[Excerpts from a figure dataset]
********************
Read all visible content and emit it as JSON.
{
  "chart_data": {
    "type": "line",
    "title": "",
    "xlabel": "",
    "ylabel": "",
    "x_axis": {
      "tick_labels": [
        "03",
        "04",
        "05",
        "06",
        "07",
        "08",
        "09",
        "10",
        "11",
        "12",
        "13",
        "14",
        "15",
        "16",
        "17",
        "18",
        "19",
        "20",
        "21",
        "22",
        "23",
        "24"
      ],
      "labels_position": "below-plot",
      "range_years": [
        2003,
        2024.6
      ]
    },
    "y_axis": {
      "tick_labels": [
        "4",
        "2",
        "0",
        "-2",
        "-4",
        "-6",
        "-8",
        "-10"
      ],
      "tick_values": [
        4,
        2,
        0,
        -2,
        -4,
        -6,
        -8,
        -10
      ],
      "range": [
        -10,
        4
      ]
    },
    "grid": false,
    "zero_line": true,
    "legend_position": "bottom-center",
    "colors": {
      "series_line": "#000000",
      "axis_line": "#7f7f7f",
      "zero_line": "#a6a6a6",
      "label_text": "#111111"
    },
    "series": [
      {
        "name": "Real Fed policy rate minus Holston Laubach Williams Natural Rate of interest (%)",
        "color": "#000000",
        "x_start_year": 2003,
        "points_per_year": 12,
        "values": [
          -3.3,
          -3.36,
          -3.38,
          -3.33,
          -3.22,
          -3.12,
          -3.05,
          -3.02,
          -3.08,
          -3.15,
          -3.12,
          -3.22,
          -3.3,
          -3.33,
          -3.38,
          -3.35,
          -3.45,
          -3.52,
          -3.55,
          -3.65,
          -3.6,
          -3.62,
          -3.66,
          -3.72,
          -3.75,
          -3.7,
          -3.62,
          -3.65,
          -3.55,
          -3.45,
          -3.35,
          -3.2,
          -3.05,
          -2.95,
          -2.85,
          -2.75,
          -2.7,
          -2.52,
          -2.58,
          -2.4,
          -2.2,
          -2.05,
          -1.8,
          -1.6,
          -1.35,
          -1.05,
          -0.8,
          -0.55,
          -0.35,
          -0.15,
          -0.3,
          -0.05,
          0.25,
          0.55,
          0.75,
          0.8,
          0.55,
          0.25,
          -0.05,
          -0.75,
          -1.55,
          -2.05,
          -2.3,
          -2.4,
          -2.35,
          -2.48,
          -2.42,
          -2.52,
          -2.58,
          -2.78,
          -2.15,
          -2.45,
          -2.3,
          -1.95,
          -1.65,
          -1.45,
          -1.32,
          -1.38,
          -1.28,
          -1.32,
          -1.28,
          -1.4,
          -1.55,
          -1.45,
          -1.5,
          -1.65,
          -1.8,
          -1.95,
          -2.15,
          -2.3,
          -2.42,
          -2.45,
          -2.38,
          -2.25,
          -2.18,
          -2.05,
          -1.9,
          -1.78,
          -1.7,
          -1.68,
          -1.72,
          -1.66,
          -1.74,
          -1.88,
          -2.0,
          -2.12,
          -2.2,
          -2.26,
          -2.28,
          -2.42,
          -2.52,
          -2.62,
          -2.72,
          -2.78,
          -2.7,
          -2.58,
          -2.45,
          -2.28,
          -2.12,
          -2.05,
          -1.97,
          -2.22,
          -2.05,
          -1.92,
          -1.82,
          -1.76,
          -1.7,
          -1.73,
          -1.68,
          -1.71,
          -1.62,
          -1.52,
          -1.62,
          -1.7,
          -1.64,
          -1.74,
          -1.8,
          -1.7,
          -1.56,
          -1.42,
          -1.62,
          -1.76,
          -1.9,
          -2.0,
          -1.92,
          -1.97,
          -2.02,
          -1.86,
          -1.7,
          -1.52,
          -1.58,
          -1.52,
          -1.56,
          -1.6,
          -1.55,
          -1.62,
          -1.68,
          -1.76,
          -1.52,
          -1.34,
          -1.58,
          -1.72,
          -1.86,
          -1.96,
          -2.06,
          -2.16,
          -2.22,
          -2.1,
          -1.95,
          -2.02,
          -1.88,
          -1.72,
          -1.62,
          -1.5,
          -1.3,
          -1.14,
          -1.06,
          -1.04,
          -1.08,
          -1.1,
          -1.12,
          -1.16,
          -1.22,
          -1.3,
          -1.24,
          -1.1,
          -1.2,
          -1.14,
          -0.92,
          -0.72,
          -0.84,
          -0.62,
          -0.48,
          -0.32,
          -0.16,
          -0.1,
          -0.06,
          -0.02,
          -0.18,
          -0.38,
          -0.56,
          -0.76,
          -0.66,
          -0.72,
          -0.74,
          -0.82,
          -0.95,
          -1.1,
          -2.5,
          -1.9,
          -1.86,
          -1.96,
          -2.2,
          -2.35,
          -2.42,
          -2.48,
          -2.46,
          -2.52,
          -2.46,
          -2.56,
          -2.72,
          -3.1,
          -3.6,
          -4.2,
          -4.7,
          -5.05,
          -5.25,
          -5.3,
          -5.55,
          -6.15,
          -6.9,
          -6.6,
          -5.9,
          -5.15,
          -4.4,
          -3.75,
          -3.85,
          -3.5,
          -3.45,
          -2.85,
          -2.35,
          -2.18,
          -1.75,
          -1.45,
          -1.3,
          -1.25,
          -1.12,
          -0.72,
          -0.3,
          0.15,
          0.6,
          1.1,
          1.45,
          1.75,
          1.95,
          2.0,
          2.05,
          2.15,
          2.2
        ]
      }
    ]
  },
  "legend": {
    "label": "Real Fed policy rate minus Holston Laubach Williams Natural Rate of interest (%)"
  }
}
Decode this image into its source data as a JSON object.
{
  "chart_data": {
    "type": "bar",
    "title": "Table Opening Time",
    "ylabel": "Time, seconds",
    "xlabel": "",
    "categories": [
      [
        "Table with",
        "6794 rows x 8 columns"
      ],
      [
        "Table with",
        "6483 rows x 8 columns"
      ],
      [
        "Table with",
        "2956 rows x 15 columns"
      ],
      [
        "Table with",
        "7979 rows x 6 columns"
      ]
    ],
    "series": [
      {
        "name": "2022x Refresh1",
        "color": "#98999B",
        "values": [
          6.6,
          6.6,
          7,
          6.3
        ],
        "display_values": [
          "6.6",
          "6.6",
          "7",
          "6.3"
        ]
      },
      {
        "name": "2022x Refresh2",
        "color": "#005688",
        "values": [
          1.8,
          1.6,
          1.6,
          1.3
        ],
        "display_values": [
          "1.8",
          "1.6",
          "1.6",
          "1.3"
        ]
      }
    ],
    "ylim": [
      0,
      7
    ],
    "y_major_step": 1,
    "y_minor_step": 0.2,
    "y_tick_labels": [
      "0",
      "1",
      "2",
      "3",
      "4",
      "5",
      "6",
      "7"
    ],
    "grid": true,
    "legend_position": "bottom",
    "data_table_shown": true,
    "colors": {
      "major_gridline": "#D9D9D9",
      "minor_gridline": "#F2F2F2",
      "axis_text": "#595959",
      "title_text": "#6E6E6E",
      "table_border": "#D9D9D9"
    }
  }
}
********************
** Exercise description **
Repeat each entry word for word.

** Exercise output **
Read all visible content and emit it as JSON.
{
  "chart_data": {
    "type": "line",
    "title": "",
    "xlabel": "",
    "ylabel": "",
    "x_axis": {
      "tick_labels": [
        "03",
        "04",
        "05",
        "06",
        "07",
        "08",
        "09",
        "10",
        "11",
        "12",
        "13",
        "14",
        "15",
        "16",
        "17",
        "18",
        "19",
        "20",
        "21",
        "22",
        "23",
        "24"
      ],
      "labels_position": "below-plot",
      "range_years": [
        2003,
        2024.6
      ]
    },
    "y_axis": {
      "tick_labels": [
        "4",
        "2",
        "0",
        "-2",
        "-4",
        "-6",
        "-8",
        "-10"
      ],
      "tick_values": [
        4,
        2,
        0,
        -2,
        -4,
        -6,
        -8,
        -10
      ],
      "range": [
        -10,
        4
      ]
    },
    "grid": false,
    "zero_line": true,
    "legend_position": "bottom-center",
    "colors": {
      "series_line": "#000000",
      "axis_line": "#7f7f7f",
      "zero_line": "#a6a6a6",
      "label_text": "#111111"
    },
    "series": [
      {
        "name": "Real Fed policy rate minus Holston Laubach Williams Natural Rate of interest (%)",
        "color": "#000000",
        "x_start_year": 2003,
        "points_per_year": 12,
        "values": [
          -3.3,
          -3.36,
          -3.38,
          -3.33,
          -3.22,
          -3.12,
          -3.05,
          -3.02,
          -3.08,
          -3.15,
          -3.12,
          -3.22,
          -3.3,
          -3.33,
          -3.38,
          -3.35,
          -3.45,
          -3.52,
          -3.55,
          -3.65,
          -3.6,
          -3.62,
          -3.66,
          -3.72,
          -3.75,
          -3.7,
          -3.62,
          -3.65,
          -3.55,
          -3.45,
          -3.35,
          -3.2,
          -3.05,
          -2.95,
          -2.85,
          -2.75,
          -2.7,
          -2.52,
          -2.58,
          -2.4,
          -2.2,
          -2.05,
          -1.8,
          -1.6,
          -1.35,
          -1.05,
          -0.8,
          -0.55,
          -0.35,
          -0.15,
          -0.3,
          -0.05,
          0.25,
          0.55,
          0.75,
          0.8,
          0.55,
          0.25,
          -0.05,
          -0.75,
          -1.55,
          -2.05,
          -2.3,
          -2.4,
          -2.35,
          -2.48,
          -2.42,
          -2.52,
          -2.58,
          -2.78,
          -2.15,
          -2.45,
          -2.3,
          -1.95,
          -1.65,
          -1.45,
          -1.32,
          -1.38,
          -1.28,
          -1.32,
          -1.28,
          -1.4,
          -1.55,
          -1.45,
          -1.5,
          -1.65,
          -1.8,
          -1.95,
          -2.15,
          -2.3,
          -2.42,
          -2.45,
          -2.38,
          -2.25,
          -2.18,
          -2.05,
          -1.9,
          -1.78,
          -1.7,
          -1.68,
          -1.72,
          -1.66,
          -1.74,
          -1.88,
          -2.0,
          -2.12,
          -2.2,
          -2.26,
          -2.28,
          -2.42,
          -2.52,
          -2.62,
          -2.72,
          -2.78,
          -2.7,
          -2.58,
          -2.45,
          -2.28,
          -2.12,
          -2.05,
          -1.97,
          -2.22,
          -2.05,
          -1.92,
          -1.82,
          -1.76,
          -1.7,
          -1.73,
          -1.68,
          -1.71,
          -1.62,
          -1.52,
          -1.62,
          -1.7,
          -1.64,
          -1.74,
          -1.8,
          -1.7,
          -1.56,
          -1.42,
          -1.62,
          -1.76,
          -1.9,
          -2.0,
          -1.92,
          -1.97,
          -2.02,
          -1.86,
          -1.7,
          -1.52,
          -1.58,
          -1.52,
          -1.56,
          -1.6,
          -1.55,
          -1.62,
          -1.68,
          -1.76,
          -1.52,
          -1.34,
          -1.58,
          -1.72,
          -1.86,
          -1.96,
          -2.06,
          -2.16,
          -2.22,
          -2.1,
          -1.95,
          -2.02,
          -1.88,
          -1.72,
          -1.62,
          -1.5,
          -1.3,
          -1.14,
          -1.06,
          -1.04,
          -1.08,
          -1.1,
          -1.12,
          -1.16,
          -1.22,
          -1.3,
          -1.24,
          -1.1,
          -1.2,
          -1.14,
          -0.92,
          -0.72,
          -0.84,
          -0.62,
          -0.48,
          -0.32,
          -0.16,
          -0.1,
          -0.06,
          -0.02,
          -0.18,
          -0.38,
          -0.56,
          -0.76,
          -0.66,
          -0.72,
          -0.74,
          -0.82,
          -0.95,
          -1.1,
          -2.5,
          -1.9,
          -1.86,
          -1.96,
          -2.2,
          -2.35,
          -2.42,
          -2.48,
          -2.46,
          -2.52,
          -2.46,
          -2.56,
          -2.72,
          -3.1,
          -3.6,
          -4.2,
          -4.7,
          -5.05,
          -5.25,
          -5.3,
          -5.55,
          -6.15,
          -6.9,
          -6.6,
          -5.9,
          -5.15,
          -4.4,
          -3.75,
          -3.85,
          -3.5,
          -3.45,
          -2.85,
          -2.35,
          -2.18,
          -1.75,
          -1.45,
          -1.3,
          -1.25,
          -1.12,
          -0.72,
          -0.3,
          0.15,
          0.6,
          1.1,
          1.45,
          1.75,
          1.95,
          2.0,
          2.05,
          2.15,
          2.2
        ]
      }
    ]
  },
  "legend": {
    "label": "Real Fed policy rate minus Holston Laubach Williams Natural Rate of interest (%)"
  }
}
Decode this image into its source data as a JSON object.
{
  "chart_data": {
    "type": "bar",
    "title": "Table Opening Time",
    "ylabel": "Time, seconds",
    "xlabel": "",
    "categories": [
      [
        "Table with",
        "6794 rows x 8 columns"
      ],
      [
        "Table with",
        "6483 rows x 8 columns"
      ],
      [
        "Table with",
        "2956 rows x 15 columns"
      ],
      [
        "Table with",
        "7979 rows x 6 columns"
      ]
    ],
    "series": [
      {
        "name": "2022x Refresh1",
        "color": "#98999B",
        "values": [
          6.6,
          6.6,
          7,
          6.3
        ],
        "display_values": [
          "6.6",
          "6.6",
          "7",
          "6.3"
        ]
      },
      {
        "name": "2022x Refresh2",
        "color": "#005688",
        "values": [
          1.8,
          1.6,
          1.6,
          1.3
        ],
        "display_values": [
          "1.8",
          "1.6",
          "1.6",
          "1.3"
        ]
      }
    ],
    "ylim": [
      0,
      7
    ],
    "y_major_step": 1,
    "y_minor_step": 0.2,
    "y_tick_labels": [
      "0",
      "1",
      "2",
      "3",
      "4",
      "5",
      "6",
      "7"
    ],
    "grid": true,
    "legend_position": "bottom",
    "data_table_shown": true,
    "colors": {
      "major_gridline": "#D9D9D9",
      "minor_gridline": "#F2F2F2",
      "axis_text": "#595959",
      "title_text": "#6E6E6E",
      "table_border": "#D9D9D9"
    }
  }
}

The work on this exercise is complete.